[WRITTEN PROBLEM]
Go through the records and copy each line where the word "документов" occurs.

[MATERIAL PROVIDED]
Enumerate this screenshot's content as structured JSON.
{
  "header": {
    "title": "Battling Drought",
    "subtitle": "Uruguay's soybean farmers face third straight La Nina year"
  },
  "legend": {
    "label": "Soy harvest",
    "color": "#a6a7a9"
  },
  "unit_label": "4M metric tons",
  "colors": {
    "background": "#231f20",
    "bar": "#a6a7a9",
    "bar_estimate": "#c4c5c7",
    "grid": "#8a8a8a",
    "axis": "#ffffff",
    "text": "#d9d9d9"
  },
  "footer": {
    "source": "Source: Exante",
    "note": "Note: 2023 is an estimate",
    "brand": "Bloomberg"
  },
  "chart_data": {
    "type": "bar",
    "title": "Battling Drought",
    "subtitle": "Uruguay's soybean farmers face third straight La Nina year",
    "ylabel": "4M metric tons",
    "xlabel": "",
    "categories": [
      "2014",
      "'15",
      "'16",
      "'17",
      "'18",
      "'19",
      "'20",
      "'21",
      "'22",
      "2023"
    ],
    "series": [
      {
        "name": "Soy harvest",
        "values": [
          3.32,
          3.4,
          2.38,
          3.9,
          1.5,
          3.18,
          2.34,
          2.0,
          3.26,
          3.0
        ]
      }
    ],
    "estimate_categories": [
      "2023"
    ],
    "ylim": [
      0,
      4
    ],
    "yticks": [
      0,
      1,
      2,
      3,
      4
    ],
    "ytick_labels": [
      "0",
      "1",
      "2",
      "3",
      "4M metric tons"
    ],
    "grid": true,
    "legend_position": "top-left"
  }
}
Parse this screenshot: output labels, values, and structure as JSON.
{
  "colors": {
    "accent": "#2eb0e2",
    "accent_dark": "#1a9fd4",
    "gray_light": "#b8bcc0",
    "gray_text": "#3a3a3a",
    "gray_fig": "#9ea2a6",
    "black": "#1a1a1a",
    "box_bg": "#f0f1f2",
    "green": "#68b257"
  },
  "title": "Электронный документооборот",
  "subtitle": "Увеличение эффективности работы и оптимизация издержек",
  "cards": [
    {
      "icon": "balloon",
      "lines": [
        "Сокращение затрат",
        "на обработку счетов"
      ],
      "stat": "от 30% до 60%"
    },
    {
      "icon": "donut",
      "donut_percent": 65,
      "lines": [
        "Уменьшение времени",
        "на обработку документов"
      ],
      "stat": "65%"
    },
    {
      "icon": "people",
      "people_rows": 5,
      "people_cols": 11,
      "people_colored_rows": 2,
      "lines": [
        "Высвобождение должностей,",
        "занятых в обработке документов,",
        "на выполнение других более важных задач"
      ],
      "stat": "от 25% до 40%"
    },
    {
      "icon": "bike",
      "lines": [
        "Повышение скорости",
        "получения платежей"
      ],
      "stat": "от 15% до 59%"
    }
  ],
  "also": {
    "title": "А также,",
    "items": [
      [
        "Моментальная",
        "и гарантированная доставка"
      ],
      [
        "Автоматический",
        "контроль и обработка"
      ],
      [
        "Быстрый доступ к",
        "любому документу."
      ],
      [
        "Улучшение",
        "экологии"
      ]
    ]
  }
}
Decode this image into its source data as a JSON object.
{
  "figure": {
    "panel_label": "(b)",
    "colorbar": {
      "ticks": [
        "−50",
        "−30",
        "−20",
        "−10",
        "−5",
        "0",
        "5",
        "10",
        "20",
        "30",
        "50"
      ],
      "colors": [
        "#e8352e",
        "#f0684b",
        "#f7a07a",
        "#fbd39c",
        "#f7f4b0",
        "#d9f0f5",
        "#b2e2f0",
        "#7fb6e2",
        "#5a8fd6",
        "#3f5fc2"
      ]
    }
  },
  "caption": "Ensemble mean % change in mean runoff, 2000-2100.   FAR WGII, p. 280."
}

[EXERCISE RESULT]
        "на обработку документов"
        "занятых в обработке документов,",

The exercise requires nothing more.